▸ **DIRECTIONS FOR THIS TASK**: The entries below should be given again exactly, minus their pictures.

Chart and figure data
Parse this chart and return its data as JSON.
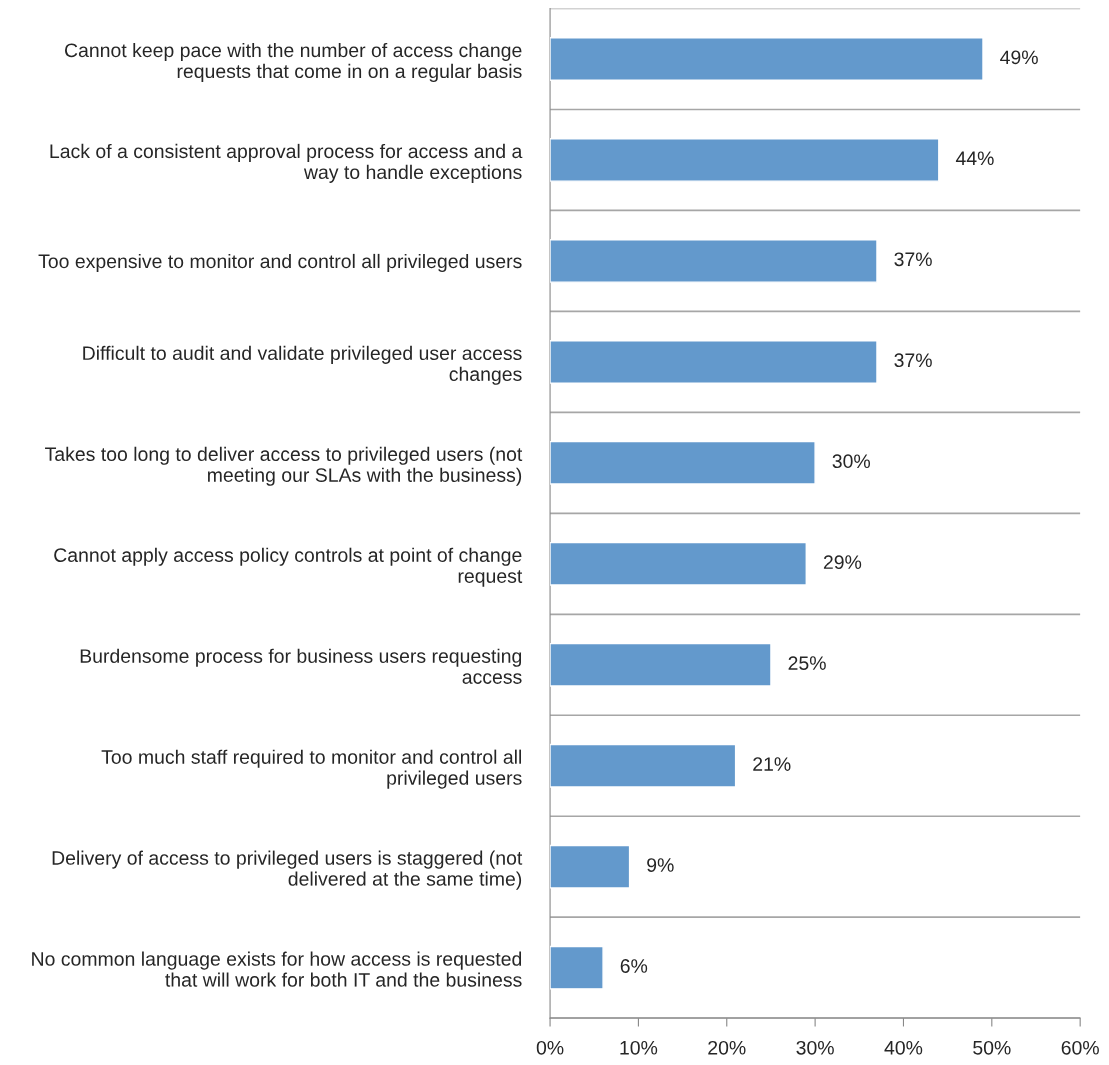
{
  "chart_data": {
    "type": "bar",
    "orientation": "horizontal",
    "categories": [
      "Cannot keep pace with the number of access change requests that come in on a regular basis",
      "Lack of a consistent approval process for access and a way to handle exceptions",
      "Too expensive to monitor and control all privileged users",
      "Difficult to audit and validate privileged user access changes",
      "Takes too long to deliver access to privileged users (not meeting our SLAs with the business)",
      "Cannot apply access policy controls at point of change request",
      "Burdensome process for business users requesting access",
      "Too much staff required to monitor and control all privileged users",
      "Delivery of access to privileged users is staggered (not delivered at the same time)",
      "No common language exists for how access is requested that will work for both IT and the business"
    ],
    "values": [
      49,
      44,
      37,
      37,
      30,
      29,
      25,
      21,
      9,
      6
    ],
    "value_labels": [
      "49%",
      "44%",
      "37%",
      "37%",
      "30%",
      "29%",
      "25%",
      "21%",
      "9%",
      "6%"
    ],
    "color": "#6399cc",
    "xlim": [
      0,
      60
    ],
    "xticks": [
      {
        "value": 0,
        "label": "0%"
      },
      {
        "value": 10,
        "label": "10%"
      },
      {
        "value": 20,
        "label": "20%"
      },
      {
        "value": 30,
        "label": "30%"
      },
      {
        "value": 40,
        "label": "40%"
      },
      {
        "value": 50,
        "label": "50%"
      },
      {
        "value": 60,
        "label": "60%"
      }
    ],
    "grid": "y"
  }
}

▸ **EXPECTED ANSWER**:
Parse this chart and return its data as JSON.
{
  "chart_data": {
    "type": "bar",
    "orientation": "horizontal",
    "categories": [
      "Cannot keep pace with the number of access change requests that come in on a regular basis",
      "Lack of a consistent approval process for access and a way to handle exceptions",
      "Too expensive to monitor and control all privileged users",
      "Difficult to audit and validate privileged user access changes",
      "Takes too long to deliver access to privileged users (not meeting our SLAs with the business)",
      "Cannot apply access policy controls at point of change request",
      "Burdensome process for business users requesting access",
      "Too much staff required to monitor and control all privileged users",
      "Delivery of access to privileged users is staggered (not delivered at the same time)",
      "No common language exists for how access is requested that will work for both IT and the business"
    ],
    "values": [
      49,
      44,
      37,
      37,
      30,
      29,
      25,
      21,
      9,
      6
    ],
    "value_labels": [
      "49%",
      "44%",
      "37%",
      "37%",
      "30%",
      "29%",
      "25%",
      "21%",
      "9%",
      "6%"
    ],
    "color": "#6399cc",
    "xlim": [
      0,
      60
    ],
    "xticks": [
      {
        "value": 0,
        "label": "0%"
      },
      {
        "value": 10,
        "label": "10%"
      },
      {
        "value": 20,
        "label": "20%"
      },
      {
        "value": 30,
        "label": "30%"
      },
      {
        "value": 40,
        "label": "40%"
      },
      {
        "value": 50,
        "label": "50%"
      },
      {
        "value": 60,
        "label": "60%"
      }
    ],
    "grid": "y"
  }
}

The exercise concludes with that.